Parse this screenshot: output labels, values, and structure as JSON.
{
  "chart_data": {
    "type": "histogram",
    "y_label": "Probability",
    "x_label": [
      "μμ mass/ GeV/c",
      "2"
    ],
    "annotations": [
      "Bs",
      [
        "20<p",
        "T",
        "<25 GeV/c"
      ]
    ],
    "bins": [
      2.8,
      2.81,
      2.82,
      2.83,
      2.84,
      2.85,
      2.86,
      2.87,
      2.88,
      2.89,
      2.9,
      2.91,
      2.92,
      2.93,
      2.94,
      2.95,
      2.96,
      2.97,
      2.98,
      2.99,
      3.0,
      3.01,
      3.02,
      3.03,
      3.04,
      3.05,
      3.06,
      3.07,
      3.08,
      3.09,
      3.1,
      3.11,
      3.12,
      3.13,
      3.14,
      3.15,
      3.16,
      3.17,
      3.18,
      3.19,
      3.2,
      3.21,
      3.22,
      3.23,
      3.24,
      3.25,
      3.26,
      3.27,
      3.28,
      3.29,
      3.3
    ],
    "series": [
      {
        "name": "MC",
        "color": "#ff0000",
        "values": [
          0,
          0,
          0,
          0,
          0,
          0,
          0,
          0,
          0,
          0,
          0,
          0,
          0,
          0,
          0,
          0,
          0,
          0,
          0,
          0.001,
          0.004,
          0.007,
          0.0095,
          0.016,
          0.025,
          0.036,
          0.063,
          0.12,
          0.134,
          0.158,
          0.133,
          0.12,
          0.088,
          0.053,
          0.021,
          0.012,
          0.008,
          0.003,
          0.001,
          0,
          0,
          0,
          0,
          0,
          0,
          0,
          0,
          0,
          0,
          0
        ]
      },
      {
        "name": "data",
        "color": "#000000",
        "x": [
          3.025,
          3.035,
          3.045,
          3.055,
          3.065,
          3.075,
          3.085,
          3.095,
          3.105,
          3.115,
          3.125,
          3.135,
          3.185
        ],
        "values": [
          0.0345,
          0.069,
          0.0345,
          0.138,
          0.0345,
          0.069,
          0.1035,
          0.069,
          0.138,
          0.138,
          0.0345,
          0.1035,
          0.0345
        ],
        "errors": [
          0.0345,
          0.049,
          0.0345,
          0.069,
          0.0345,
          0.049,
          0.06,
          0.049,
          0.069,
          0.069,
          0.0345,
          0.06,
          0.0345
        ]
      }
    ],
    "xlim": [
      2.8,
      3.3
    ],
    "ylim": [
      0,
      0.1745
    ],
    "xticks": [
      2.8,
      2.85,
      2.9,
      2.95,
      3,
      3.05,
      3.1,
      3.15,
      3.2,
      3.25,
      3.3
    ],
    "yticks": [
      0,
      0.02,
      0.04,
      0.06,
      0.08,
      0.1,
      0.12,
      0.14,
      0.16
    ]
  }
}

**Exercise brief:** Return the whole listing exactly.

**Complete output:**
Parse this screenshot: output labels, values, and structure as JSON.
{
  "chart_data": {
    "type": "histogram",
    "y_label": "Probability",
    "x_label": [
      "μμ mass/ GeV/c",
      "2"
    ],
    "annotations": [
      "Bs",
      [
        "20<p",
        "T",
        "<25 GeV/c"
      ]
    ],
    "bins": [
      2.8,
      2.81,
      2.82,
      2.83,
      2.84,
      2.85,
      2.86,
      2.87,
      2.88,
      2.89,
      2.9,
      2.91,
      2.92,
      2.93,
      2.94,
      2.95,
      2.96,
      2.97,
      2.98,
      2.99,
      3.0,
      3.01,
      3.02,
      3.03,
      3.04,
      3.05,
      3.06,
      3.07,
      3.08,
      3.09,
      3.1,
      3.11,
      3.12,
      3.13,
      3.14,
      3.15,
      3.16,
      3.17,
      3.18,
      3.19,
      3.2,
      3.21,
      3.22,
      3.23,
      3.24,
      3.25,
      3.26,
      3.27,
      3.28,
      3.29,
      3.3
    ],
    "series": [
      {
        "name": "MC",
        "color": "#ff0000",
        "values": [
          0,
          0,
          0,
          0,
          0,
          0,
          0,
          0,
          0,
          0,
          0,
          0,
          0,
          0,
          0,
          0,
          0,
          0,
          0,
          0.001,
          0.004,
          0.007,
          0.0095,
          0.016,
          0.025,
          0.036,
          0.063,
          0.12,
          0.134,
          0.158,
          0.133,
          0.12,
          0.088,
          0.053,
          0.021,
          0.012,
          0.008,
          0.003,
          0.001,
          0,
          0,
          0,
          0,
          0,
          0,
          0,
          0,
          0,
          0,
          0
        ]
      },
      {
        "name": "data",
        "color": "#000000",
        "x": [
          3.025,
          3.035,
          3.045,
          3.055,
          3.065,
          3.075,
          3.085,
          3.095,
          3.105,
          3.115,
          3.125,
          3.135,
          3.185
        ],
        "values": [
          0.0345,
          0.069,
          0.0345,
          0.138,
          0.0345,
          0.069,
          0.1035,
          0.069,
          0.138,
          0.138,
          0.0345,
          0.1035,
          0.0345
        ],
        "errors": [
          0.0345,
          0.049,
          0.0345,
          0.069,
          0.0345,
          0.049,
          0.06,
          0.049,
          0.069,
          0.069,
          0.0345,
          0.06,
          0.0345
        ]
      }
    ],
    "xlim": [
      2.8,
      3.3
    ],
    "ylim": [
      0,
      0.1745
    ],
    "xticks": [
      2.8,
      2.85,
      2.9,
      2.95,
      3,
      3.05,
      3.1,
      3.15,
      3.2,
      3.25,
      3.3
    ],
    "yticks": [
      0,
      0.02,
      0.04,
      0.06,
      0.08,
      0.1,
      0.12,
      0.14,
      0.16
    ]
  }
}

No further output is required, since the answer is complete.